- _Requirements_:
Scan the lines below for the string "look" and report how many lines contain it, giving only the number.

- _Given data_:
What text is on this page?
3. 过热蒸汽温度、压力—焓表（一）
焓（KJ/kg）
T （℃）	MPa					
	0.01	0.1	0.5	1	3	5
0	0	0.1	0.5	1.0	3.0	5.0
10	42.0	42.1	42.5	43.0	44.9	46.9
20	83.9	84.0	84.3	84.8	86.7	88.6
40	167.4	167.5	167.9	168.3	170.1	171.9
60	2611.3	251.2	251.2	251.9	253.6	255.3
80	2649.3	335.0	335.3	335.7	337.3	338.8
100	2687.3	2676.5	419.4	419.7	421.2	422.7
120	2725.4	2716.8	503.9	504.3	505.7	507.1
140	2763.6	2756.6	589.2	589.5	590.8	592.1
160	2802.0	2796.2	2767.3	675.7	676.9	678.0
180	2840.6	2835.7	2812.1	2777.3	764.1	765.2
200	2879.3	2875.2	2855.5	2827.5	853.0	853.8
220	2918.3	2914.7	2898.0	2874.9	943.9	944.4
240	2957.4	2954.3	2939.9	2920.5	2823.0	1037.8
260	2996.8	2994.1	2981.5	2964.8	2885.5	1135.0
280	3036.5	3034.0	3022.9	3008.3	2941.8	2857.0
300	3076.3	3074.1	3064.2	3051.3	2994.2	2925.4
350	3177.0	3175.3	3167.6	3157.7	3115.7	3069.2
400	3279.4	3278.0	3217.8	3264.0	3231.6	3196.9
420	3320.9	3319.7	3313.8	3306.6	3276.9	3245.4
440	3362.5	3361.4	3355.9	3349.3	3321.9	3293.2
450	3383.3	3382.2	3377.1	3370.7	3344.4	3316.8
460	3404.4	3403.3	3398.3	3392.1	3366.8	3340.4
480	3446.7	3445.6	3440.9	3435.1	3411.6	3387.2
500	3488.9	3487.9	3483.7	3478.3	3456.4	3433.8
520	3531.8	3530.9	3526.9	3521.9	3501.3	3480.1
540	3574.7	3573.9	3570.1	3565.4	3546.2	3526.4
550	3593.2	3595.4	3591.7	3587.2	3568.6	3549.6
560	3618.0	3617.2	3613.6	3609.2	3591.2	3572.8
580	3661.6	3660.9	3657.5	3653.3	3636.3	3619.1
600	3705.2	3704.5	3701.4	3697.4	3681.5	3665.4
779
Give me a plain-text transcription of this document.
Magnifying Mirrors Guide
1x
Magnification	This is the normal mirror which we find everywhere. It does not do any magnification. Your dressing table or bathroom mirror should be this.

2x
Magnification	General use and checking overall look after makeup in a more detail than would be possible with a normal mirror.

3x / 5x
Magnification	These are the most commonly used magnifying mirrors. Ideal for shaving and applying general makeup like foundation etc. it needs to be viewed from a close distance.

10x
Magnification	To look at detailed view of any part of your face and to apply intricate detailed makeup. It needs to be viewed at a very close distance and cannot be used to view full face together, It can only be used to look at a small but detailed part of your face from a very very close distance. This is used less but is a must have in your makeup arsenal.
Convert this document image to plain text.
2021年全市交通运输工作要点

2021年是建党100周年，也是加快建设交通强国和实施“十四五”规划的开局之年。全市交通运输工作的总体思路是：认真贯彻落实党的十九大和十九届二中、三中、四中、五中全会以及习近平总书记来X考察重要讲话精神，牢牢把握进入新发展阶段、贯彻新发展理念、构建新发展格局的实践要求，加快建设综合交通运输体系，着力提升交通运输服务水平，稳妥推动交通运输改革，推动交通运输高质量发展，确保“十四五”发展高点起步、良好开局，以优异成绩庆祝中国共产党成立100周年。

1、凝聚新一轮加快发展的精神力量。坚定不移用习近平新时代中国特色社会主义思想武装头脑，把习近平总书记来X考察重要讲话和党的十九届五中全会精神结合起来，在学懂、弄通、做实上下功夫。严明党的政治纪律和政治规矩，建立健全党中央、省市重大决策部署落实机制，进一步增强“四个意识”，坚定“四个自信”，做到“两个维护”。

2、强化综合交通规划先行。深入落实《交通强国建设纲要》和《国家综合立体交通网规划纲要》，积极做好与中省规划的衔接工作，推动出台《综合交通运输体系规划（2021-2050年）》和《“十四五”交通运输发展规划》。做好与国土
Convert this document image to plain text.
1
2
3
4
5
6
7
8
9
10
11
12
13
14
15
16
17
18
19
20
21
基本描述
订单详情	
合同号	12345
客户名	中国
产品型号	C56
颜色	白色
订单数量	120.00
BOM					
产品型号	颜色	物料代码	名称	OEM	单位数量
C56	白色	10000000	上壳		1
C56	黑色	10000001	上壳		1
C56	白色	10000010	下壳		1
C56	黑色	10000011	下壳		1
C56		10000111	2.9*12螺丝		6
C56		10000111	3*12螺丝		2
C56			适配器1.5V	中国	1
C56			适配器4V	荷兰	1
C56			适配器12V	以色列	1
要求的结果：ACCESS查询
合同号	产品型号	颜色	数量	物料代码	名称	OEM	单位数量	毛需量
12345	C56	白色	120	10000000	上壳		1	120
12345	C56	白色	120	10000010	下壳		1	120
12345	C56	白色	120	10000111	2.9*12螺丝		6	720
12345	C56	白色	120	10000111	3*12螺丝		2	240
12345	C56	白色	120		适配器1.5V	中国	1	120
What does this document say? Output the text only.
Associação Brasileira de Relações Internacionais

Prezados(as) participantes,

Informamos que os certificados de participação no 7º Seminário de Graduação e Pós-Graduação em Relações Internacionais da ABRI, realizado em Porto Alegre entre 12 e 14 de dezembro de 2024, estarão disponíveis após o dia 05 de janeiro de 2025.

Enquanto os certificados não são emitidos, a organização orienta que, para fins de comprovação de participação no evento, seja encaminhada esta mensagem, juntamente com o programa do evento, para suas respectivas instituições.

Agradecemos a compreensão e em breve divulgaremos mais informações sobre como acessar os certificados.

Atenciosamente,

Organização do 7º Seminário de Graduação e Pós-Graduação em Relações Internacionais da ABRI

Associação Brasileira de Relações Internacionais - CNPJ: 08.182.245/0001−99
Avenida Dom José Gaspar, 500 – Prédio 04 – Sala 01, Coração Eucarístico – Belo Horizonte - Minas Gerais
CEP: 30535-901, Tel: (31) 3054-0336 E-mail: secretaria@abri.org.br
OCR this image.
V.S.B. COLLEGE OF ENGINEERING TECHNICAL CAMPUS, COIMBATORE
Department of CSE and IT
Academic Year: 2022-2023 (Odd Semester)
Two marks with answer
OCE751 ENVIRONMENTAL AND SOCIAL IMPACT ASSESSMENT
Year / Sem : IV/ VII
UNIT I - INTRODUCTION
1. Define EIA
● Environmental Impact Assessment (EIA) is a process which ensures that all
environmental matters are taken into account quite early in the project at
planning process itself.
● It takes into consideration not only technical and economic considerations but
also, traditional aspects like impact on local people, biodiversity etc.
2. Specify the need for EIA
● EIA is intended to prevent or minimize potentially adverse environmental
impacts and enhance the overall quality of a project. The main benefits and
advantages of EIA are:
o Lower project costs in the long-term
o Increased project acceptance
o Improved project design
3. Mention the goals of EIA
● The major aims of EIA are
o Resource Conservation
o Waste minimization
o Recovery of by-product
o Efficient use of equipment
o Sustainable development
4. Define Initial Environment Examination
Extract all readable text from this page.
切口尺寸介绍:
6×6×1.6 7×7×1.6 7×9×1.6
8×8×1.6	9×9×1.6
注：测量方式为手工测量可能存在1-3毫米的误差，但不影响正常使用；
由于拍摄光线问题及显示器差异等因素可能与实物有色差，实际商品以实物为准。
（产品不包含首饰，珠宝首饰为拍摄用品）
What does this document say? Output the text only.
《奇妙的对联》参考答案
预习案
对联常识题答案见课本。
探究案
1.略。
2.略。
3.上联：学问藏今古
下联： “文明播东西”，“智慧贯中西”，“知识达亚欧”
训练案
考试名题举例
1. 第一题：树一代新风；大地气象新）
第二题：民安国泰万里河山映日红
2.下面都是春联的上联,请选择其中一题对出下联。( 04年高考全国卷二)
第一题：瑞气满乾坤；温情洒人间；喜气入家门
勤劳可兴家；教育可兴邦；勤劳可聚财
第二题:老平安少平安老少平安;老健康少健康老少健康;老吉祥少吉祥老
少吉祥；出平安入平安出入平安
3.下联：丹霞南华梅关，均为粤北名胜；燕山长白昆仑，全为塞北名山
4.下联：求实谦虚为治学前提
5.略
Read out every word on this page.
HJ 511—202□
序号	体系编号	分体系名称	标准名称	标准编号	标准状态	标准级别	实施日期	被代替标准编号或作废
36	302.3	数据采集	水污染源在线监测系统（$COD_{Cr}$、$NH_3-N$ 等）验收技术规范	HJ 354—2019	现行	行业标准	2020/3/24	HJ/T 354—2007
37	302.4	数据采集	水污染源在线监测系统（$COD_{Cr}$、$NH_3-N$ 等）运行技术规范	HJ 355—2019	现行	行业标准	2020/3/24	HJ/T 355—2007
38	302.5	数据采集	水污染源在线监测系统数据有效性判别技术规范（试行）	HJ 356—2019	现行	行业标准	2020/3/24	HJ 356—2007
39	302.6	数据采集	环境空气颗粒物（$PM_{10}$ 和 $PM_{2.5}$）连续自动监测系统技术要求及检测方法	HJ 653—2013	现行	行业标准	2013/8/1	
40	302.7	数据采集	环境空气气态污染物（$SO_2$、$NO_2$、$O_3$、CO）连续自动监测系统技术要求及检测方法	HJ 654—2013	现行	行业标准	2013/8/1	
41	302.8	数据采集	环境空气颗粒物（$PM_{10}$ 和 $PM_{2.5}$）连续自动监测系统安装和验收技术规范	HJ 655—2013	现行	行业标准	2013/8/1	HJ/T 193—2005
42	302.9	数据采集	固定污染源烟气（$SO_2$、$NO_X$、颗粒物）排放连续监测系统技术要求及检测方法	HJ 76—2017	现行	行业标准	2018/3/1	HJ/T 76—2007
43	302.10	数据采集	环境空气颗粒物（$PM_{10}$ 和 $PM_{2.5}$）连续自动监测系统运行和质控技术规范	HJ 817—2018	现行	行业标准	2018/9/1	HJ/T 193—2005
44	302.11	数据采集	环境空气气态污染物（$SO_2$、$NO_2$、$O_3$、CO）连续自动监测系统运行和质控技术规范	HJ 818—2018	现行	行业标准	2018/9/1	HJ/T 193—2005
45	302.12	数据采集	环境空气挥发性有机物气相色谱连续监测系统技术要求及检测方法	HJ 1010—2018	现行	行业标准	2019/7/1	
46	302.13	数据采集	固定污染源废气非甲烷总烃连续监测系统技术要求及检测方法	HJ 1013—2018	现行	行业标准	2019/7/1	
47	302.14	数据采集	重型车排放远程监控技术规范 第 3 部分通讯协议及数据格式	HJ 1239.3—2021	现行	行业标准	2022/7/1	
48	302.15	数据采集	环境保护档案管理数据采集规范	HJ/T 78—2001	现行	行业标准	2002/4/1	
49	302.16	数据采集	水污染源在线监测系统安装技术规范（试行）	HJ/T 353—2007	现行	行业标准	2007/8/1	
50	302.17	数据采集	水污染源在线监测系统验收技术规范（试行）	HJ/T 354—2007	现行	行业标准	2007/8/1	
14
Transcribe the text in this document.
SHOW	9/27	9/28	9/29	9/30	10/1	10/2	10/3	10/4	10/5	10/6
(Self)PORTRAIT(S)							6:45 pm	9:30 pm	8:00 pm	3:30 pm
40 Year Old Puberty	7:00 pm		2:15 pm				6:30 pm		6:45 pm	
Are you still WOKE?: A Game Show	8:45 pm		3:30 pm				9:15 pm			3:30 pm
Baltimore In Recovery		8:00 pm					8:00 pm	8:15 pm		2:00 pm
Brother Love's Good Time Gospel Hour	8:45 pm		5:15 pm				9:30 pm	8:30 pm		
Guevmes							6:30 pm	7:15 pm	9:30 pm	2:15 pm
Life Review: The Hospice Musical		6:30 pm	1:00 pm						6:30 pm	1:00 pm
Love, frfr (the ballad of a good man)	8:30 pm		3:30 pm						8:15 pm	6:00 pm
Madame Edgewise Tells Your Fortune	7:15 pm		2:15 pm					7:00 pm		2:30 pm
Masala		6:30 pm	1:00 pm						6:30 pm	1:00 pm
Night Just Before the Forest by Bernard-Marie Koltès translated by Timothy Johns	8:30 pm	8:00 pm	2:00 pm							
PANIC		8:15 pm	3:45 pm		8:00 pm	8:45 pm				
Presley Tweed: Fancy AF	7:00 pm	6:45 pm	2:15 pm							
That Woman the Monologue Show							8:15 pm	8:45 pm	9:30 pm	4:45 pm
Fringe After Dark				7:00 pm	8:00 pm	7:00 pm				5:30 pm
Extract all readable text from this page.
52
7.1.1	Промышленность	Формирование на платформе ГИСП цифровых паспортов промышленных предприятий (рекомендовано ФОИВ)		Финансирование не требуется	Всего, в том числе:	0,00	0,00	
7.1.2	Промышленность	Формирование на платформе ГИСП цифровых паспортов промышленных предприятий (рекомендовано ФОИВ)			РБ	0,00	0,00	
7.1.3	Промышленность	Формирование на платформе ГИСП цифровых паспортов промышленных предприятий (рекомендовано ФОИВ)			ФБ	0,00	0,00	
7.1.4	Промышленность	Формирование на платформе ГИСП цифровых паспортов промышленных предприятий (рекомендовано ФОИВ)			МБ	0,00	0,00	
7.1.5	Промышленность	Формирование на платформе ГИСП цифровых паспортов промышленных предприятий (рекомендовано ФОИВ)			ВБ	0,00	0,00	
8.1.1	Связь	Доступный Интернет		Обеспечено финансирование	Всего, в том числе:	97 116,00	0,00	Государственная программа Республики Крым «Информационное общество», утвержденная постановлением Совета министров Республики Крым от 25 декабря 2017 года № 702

- _Finished exercise_:
2